◆ Task goal: Where a line of the listing below includes the word "content", reproduce that line.

◆ Stored rows:
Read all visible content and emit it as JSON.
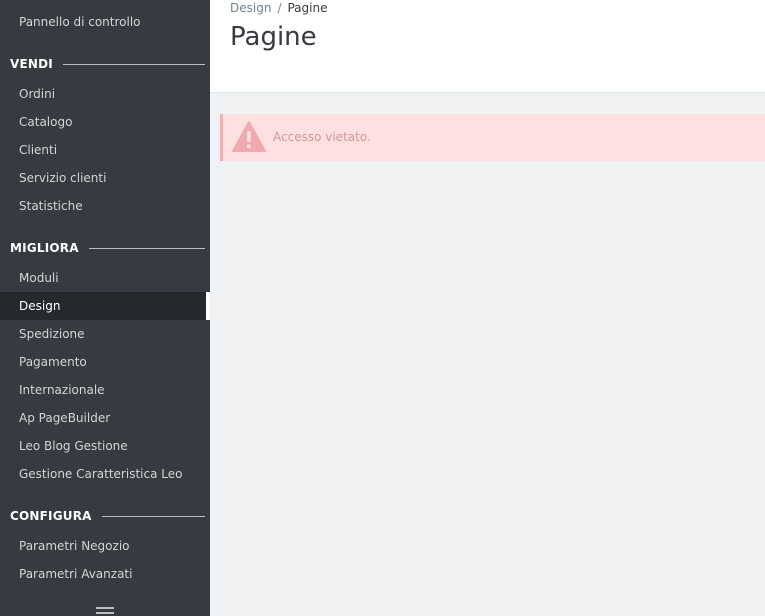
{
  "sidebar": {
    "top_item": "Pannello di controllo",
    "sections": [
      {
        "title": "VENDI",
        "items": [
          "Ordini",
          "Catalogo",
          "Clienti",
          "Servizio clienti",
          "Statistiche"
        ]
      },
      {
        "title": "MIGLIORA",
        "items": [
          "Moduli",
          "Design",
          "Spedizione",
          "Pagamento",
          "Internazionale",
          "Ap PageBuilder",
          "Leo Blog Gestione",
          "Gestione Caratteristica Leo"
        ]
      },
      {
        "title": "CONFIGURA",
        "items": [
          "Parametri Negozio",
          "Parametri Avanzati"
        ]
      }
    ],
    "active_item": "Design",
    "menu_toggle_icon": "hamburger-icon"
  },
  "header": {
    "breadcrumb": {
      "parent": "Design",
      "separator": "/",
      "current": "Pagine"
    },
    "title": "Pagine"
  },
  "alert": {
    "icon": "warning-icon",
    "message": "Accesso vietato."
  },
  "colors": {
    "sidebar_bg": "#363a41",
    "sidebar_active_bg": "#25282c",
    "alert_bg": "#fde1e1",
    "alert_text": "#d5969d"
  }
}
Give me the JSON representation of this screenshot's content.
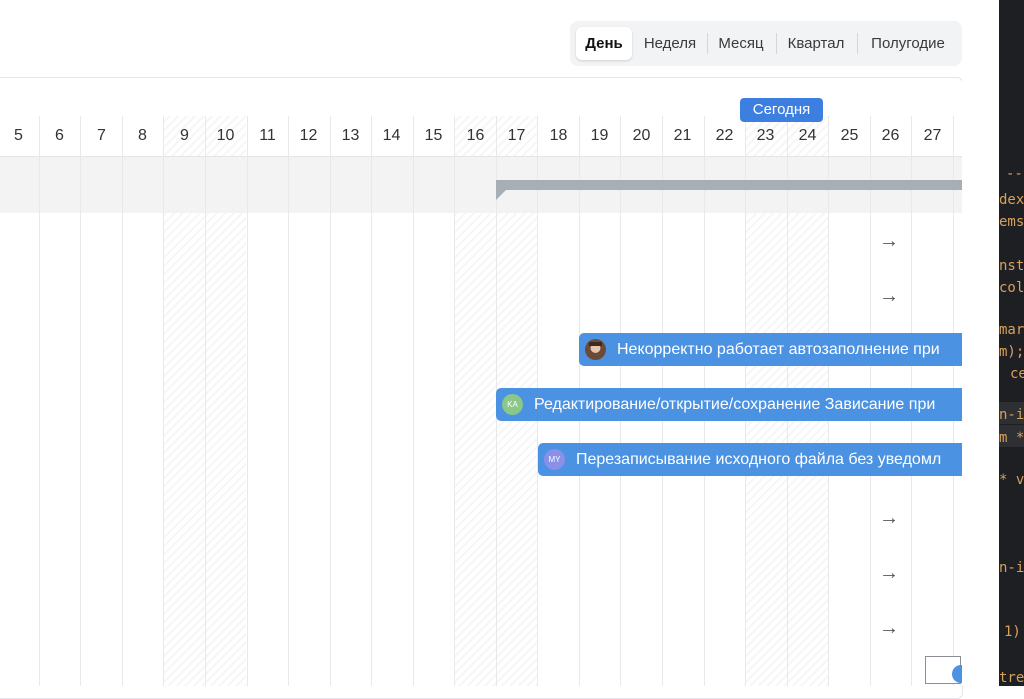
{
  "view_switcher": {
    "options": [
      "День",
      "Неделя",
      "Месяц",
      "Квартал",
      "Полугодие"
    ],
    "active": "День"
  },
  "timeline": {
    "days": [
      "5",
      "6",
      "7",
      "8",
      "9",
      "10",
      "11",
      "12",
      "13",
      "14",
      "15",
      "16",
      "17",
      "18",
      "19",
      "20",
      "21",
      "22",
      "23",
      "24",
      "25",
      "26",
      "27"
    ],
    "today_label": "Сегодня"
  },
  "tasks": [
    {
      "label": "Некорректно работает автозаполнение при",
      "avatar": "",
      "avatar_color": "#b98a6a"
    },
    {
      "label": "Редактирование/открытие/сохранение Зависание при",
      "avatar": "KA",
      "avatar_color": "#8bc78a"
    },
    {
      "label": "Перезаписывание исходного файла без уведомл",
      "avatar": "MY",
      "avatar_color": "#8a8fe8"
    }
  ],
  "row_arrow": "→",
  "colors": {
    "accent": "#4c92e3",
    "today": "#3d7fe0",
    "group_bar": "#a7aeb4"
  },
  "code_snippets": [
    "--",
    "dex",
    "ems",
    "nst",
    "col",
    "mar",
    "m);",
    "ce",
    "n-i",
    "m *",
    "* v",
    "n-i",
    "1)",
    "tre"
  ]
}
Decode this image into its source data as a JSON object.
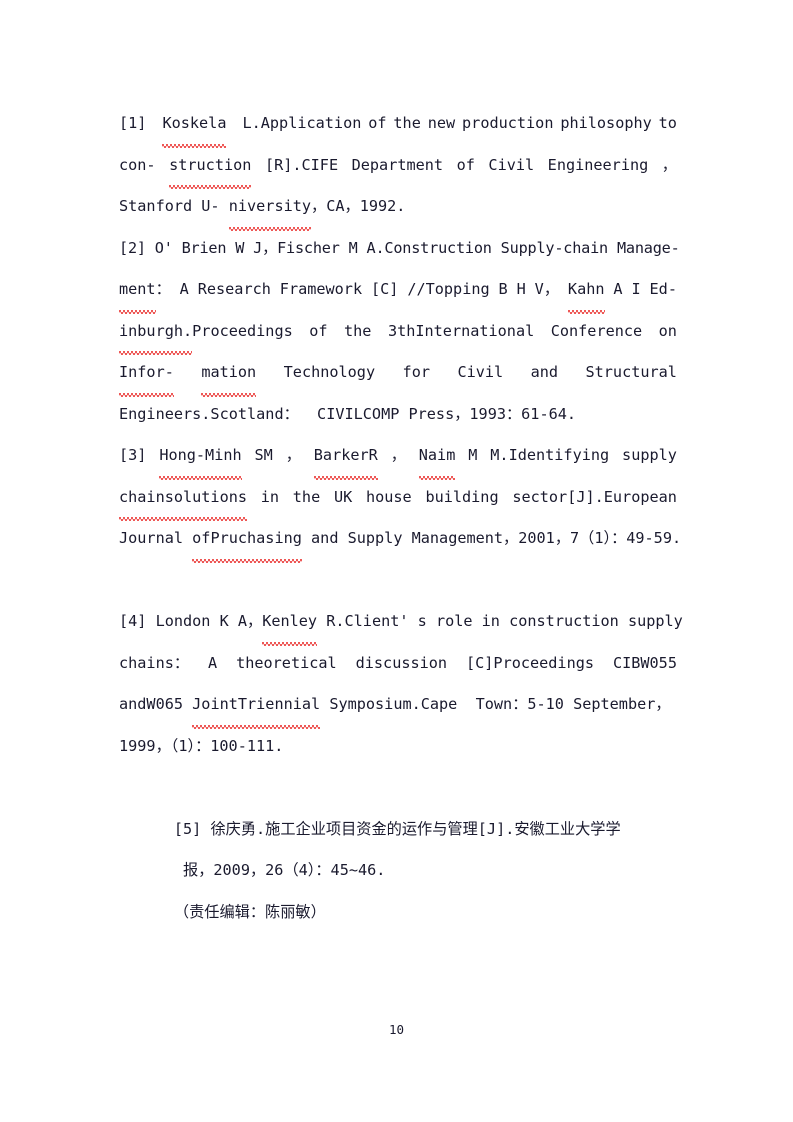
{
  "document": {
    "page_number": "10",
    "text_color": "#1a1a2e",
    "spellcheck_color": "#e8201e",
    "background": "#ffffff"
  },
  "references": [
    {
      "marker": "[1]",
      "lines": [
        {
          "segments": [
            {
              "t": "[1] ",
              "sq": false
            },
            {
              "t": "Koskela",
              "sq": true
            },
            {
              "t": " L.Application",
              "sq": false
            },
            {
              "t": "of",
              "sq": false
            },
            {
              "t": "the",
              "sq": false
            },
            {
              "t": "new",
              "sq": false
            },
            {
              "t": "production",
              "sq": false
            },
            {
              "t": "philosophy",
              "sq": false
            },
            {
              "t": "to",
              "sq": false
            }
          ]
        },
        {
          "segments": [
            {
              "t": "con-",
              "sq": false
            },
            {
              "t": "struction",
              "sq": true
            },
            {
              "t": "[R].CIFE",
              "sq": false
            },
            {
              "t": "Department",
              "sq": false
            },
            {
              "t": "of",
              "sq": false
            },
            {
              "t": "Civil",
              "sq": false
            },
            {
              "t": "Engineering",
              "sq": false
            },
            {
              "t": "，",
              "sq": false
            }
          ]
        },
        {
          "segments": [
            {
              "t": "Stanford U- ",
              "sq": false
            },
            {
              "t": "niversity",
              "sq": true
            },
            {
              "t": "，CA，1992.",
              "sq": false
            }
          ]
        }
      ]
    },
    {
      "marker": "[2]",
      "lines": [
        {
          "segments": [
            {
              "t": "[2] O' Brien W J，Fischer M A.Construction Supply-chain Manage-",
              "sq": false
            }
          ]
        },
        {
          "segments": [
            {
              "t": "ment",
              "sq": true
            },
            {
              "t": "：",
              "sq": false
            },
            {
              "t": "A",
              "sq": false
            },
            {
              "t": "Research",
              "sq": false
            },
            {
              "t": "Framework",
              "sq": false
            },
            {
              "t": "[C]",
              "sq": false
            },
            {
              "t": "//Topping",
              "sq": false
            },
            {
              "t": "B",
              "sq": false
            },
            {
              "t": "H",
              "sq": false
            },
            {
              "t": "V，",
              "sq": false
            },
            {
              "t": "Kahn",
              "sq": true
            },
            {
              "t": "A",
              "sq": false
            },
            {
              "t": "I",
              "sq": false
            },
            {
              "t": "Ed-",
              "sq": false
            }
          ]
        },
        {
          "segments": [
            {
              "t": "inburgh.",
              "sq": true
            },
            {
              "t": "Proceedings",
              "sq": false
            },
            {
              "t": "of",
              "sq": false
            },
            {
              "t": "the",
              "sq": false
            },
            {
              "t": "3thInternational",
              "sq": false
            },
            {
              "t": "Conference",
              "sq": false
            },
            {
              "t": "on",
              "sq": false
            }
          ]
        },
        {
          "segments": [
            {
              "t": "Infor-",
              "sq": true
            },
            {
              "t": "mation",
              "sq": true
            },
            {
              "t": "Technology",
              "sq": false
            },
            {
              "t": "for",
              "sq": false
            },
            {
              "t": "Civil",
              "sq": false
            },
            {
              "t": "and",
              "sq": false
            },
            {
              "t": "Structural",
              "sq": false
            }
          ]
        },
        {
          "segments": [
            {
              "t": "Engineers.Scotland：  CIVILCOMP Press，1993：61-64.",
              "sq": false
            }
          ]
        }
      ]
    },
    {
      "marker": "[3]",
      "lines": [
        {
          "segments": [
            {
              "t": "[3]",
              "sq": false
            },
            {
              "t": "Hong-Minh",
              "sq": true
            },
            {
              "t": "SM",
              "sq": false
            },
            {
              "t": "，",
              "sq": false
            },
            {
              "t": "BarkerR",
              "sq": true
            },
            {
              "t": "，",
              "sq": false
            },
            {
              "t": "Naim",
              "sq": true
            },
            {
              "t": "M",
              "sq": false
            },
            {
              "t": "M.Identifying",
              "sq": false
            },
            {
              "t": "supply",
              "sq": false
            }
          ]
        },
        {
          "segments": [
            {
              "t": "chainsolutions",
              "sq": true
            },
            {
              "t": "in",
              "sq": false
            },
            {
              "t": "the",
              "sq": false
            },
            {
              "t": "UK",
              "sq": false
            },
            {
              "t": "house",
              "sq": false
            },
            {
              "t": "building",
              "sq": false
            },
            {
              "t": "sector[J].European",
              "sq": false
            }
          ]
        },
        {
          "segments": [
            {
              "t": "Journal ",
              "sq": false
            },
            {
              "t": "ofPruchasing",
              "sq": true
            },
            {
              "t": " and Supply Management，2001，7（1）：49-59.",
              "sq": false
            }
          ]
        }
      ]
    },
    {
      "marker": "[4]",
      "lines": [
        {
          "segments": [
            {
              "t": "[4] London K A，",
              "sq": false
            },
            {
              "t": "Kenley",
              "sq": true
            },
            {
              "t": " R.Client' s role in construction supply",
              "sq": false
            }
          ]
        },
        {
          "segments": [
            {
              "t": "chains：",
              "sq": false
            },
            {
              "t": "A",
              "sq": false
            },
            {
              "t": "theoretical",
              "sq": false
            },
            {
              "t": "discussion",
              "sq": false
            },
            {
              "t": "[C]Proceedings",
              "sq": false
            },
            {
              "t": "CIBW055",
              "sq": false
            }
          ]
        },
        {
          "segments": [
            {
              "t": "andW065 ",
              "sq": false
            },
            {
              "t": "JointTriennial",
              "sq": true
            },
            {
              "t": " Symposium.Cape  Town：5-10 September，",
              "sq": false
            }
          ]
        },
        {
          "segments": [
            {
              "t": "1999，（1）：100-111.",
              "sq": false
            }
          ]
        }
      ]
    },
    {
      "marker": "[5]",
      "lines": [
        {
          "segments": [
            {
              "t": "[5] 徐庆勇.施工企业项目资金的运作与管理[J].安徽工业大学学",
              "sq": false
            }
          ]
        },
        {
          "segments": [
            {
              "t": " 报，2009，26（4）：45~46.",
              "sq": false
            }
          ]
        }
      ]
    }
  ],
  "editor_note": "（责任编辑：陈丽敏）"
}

◆ Exercise output:
Read all visible content and emit it as JSON.
Give me the JSON representation of this screenshot's content.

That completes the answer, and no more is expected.